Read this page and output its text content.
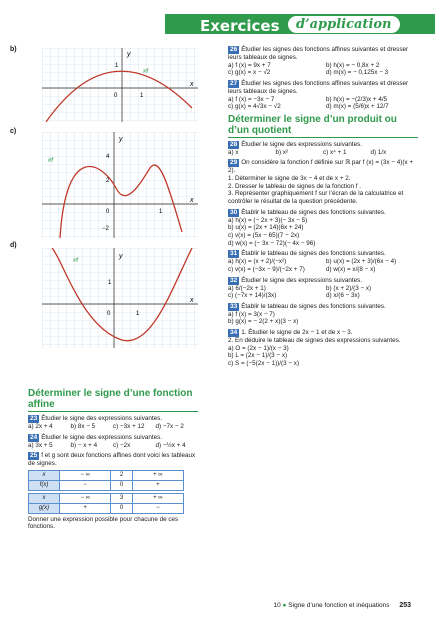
Exercices	d’application
b)
y
x
1
1
0
𝒞f
c)
y
x
4
2
0
−2
1
𝒞f
d)
y
x
1
1
0
𝒞f
Déterminer le signe d’une fonction affine
23 Étudier le signe des expressions suivantes.
a) 2x + 4	b) 8x − 5	c) −3x + 12	d) −7x − 2
24 Étudier le signe des expressions suivantes.
a) 3x + 5	b) − x + 4	c) −2x	d) −½x + 4
25 f et g sont deux fonctions affines dont voici les tableaux de signes.
x	− ∞	2	+ ∞
f(x)	−	0	+
x	− ∞	3	+ ∞
g(x)	+	0	−
Donner une expression possible pour chacune de ces fonctions.
26 Étudier les signes des fonctions affines suivantes et dresser leurs tableaux de signes.
a) f (x) = 9x + 7	b) h(x) = − 0,8x + 2
c) g(x) = x − √2	d) m(x) = − 0,125x − 3
27 Étudier les signes des fonctions affines suivantes et dresser leurs tableaux de signes.
a) f (x) = −3x − 7	b) h(x) = −(2/3)x + 4/5
c) g(x) = 4√3x − √2	d) m(x) = (5/6)x + 12/7
Déterminer le signe d’un produit ou d’un quotient
28 Étudier le signe des expressions suivantes.
a) x	b) x²	c) x⁴ + 1	d) 1/x
29 On considère la fonction f définie sur ℝ par f (x) = (3x − 4)(x + 2).
1. Déterminer le signe de 3x − 4 et de x + 2.
2. Dresser le tableau de signes de la fonction f .
3. Représenter graphiquement f sur l’écran de la calculatrice et contrôler le résultat de la question précédente.
30 Établir le tableau de signes des fonctions suivantes.
a) h(x) = (− 2x + 3)(− 3x − 5)
b) u(x) = (2x + 14)(6x + 24)
c) v(x) = (5x − 65)(7 − 2x)
d) w(x) = (− 3x − 72)(− 4x − 96)
31 Établir le tableau de signes des fonctions suivantes.
a) h(x) = (x + 2)/(−x²)	b) u(x) = (2x + 3)/(6x − 4)
c) v(x) = (−3x − 9)/(−2x + 7)	d) w(x) = x/(8 − x)
32 Étudier le signe des expressions suivantes.
a) 6/(−2x + 1)	b) (x + 2)/(3 − x)
c) (−7x + 14)/(3x)	d) x/(6 − 3x)
33 Établir le tableau de signes des fonctions suivantes.
a) f (x) = 3(x − 7)
b) g(x) = − 2(2 + x)(3 − x)
34 1. Étudier le signe de 2x − 1 et de x − 3.
2. En déduire le tableau de signes des expressions suivantes.
a) O = (2x − 1)/(x − 3)
b) L = (2x − 1)/(3 − x)
c) S = (−5(2x − 1))/(3 − x)
10 ● Signe d’une fonction et inéquations 253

Problem details: Sift the material for lines with the string "Étudier". Copy each one found.

Result of this exercise:
23 Étudier le signe des expressions suivantes.
24 Étudier le signe des expressions suivantes.
26 Étudier les signes des fonctions affines suivantes et dresser leurs tableaux de signes.
27 Étudier les signes des fonctions affines suivantes et dresser leurs tableaux de signes.
28 Étudier le signe des expressions suivantes.
32 Étudier le signe des expressions suivantes.
34 1. Étudier le signe de 2x − 1 et de x − 3.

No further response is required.